• _Data listing_:
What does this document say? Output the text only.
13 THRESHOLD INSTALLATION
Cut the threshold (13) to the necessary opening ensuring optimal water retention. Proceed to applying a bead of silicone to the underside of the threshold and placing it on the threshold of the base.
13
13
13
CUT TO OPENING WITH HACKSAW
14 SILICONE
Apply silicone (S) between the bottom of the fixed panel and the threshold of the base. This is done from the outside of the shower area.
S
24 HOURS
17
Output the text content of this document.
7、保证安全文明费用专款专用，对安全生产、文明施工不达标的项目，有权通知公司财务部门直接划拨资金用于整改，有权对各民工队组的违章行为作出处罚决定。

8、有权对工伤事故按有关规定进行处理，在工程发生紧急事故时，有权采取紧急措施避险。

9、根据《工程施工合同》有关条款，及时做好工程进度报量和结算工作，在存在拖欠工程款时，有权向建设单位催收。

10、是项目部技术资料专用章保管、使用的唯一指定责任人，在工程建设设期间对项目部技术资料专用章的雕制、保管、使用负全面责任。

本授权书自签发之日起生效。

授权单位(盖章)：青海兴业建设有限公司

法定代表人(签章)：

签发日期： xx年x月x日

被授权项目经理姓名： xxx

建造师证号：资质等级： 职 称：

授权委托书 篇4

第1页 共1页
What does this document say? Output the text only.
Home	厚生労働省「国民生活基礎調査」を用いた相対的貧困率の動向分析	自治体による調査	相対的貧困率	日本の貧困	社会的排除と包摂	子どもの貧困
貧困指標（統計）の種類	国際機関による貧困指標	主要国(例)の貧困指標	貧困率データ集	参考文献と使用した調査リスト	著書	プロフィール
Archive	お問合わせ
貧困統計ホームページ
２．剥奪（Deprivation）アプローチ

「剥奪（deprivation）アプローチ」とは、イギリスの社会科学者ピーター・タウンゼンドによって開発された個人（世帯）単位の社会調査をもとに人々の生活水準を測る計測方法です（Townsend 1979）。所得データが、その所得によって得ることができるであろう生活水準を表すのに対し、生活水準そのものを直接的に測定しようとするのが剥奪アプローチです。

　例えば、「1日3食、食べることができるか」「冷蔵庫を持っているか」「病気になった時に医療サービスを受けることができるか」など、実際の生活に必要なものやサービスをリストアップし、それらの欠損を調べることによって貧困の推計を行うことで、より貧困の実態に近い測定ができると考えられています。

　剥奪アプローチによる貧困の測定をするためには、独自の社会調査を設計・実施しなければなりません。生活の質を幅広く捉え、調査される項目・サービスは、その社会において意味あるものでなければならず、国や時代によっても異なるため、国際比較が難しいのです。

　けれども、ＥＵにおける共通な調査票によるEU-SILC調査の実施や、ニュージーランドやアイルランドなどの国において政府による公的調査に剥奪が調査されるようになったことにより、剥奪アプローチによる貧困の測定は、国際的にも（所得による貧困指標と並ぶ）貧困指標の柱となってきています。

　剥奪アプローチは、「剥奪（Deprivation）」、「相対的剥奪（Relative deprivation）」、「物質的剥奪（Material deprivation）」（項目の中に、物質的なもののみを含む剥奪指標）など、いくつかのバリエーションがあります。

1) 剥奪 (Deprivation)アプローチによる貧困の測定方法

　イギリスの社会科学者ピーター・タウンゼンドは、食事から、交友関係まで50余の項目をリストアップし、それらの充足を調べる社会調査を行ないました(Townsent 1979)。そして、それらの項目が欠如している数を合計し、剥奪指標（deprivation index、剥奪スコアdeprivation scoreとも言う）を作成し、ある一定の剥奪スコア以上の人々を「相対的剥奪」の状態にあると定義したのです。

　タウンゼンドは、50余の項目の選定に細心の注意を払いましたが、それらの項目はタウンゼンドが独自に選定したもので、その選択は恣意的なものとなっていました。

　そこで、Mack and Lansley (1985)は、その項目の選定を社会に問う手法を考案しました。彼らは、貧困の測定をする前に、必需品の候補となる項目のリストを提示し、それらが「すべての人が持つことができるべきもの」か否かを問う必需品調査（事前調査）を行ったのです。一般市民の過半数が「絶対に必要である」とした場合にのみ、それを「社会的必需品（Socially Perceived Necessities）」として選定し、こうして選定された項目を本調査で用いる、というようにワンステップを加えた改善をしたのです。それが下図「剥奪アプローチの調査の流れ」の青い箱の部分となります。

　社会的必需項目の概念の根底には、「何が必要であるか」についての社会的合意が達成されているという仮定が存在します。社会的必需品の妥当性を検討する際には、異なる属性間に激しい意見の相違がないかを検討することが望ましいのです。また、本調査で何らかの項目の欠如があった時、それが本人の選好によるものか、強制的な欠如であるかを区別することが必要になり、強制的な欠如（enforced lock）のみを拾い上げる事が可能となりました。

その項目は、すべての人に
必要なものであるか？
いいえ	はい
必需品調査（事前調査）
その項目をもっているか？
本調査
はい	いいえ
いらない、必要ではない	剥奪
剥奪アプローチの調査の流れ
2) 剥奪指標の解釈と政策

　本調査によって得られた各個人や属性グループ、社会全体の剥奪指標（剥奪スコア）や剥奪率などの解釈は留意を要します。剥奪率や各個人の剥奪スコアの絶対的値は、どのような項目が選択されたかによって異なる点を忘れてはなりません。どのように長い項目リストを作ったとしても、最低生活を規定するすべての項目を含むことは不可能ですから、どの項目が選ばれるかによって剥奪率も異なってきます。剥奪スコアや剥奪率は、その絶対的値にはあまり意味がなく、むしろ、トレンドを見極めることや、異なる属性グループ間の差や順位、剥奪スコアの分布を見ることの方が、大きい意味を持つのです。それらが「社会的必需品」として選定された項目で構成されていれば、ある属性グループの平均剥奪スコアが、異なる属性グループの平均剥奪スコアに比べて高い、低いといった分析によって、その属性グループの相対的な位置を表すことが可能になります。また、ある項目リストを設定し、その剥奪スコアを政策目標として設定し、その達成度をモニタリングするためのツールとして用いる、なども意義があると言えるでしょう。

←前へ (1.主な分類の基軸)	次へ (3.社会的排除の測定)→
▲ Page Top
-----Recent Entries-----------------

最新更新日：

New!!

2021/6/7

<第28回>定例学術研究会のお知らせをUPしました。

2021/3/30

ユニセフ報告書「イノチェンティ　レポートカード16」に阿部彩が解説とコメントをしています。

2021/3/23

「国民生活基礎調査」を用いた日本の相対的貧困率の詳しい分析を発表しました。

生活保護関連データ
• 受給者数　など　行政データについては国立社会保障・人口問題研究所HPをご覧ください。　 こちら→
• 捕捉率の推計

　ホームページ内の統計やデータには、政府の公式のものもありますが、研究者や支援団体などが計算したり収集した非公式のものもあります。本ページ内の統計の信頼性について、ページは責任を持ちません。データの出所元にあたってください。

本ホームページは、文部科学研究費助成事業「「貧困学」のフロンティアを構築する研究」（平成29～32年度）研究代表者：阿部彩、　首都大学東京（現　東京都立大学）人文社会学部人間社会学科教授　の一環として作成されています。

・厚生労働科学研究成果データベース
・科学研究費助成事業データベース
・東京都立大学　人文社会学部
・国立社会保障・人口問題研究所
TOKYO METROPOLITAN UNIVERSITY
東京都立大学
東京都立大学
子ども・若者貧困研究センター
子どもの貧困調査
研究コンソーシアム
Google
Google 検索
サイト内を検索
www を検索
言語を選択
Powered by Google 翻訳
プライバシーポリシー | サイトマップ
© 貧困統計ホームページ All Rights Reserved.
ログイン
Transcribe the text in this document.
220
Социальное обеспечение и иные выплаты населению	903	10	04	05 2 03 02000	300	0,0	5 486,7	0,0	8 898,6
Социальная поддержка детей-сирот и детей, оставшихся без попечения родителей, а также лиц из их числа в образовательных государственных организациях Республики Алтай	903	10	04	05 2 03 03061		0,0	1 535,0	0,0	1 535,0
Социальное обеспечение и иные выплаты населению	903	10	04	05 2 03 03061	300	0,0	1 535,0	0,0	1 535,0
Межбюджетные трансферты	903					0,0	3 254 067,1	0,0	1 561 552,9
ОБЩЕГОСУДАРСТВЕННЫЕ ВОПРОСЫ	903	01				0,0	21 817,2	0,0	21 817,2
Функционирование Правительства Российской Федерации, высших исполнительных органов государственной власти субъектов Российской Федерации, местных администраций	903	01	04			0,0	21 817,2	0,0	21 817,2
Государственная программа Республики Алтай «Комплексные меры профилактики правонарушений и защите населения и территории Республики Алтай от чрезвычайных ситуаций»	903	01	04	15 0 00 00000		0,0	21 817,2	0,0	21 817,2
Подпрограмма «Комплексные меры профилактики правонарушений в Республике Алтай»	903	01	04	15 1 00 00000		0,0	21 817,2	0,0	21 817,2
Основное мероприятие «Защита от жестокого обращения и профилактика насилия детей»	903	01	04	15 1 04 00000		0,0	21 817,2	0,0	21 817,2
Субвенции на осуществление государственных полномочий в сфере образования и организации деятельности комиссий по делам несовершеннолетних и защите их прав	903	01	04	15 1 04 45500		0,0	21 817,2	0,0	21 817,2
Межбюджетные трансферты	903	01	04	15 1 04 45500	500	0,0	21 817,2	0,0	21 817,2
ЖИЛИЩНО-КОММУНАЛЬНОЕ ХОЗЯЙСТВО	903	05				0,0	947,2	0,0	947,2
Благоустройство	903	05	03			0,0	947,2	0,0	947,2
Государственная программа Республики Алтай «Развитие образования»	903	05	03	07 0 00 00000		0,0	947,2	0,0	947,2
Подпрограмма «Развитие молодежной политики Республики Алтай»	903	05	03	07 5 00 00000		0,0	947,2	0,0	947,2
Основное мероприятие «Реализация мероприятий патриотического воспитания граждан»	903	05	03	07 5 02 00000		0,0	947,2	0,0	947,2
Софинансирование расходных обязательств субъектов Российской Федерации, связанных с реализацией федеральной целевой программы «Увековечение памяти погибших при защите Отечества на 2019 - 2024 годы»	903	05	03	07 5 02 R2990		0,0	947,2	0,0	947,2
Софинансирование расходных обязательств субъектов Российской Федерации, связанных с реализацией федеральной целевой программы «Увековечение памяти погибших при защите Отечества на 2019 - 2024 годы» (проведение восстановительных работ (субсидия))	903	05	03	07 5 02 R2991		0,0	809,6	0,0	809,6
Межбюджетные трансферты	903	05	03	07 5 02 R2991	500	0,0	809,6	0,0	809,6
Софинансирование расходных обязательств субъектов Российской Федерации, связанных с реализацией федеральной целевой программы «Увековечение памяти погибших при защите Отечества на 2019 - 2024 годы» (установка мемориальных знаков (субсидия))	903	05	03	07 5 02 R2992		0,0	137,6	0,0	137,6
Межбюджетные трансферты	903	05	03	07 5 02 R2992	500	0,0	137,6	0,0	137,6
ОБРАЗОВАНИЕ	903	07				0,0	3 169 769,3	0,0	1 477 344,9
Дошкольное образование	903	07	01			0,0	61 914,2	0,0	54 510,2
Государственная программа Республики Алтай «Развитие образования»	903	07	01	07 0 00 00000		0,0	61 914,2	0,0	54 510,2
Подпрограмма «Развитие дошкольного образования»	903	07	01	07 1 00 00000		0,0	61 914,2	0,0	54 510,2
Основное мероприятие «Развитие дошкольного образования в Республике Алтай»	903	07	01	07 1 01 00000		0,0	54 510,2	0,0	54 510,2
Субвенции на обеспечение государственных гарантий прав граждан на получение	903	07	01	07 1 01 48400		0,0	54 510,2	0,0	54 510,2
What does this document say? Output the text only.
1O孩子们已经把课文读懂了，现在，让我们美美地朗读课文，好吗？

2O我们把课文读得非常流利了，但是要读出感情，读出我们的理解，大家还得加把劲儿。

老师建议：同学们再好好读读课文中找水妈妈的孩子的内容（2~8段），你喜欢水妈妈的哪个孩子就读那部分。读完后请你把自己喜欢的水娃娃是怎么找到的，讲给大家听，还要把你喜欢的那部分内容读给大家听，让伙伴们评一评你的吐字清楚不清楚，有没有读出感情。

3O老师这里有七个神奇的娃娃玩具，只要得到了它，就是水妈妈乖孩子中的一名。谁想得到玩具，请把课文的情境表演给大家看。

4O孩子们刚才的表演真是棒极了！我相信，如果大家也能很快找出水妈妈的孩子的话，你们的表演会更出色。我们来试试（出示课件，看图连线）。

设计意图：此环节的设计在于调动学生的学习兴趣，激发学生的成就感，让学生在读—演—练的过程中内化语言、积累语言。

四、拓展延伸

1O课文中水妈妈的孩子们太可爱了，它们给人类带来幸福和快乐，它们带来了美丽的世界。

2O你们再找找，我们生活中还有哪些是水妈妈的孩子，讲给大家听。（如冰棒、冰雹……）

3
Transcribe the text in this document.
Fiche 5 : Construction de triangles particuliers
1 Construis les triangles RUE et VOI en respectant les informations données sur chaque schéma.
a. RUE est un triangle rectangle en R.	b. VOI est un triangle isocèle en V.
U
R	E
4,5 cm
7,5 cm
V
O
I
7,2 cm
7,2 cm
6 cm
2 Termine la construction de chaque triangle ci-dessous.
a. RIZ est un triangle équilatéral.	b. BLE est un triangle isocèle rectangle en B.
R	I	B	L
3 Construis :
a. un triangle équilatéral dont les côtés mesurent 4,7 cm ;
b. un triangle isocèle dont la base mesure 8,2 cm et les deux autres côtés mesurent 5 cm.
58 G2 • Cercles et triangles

• _Set exercise_: Select every line in the material above where the string "населению" occurs, and copy it.

• _Completed task_:
Социальное обеспечение и иные выплаты населению	903	10	04	05 2 03 02000	300	0,0	5 486,7	0,0	8 898,6
Социальное обеспечение и иные выплаты населению	903	10	04	05 2 03 03061	300	0,0	1 535,0	0,0	1 535,0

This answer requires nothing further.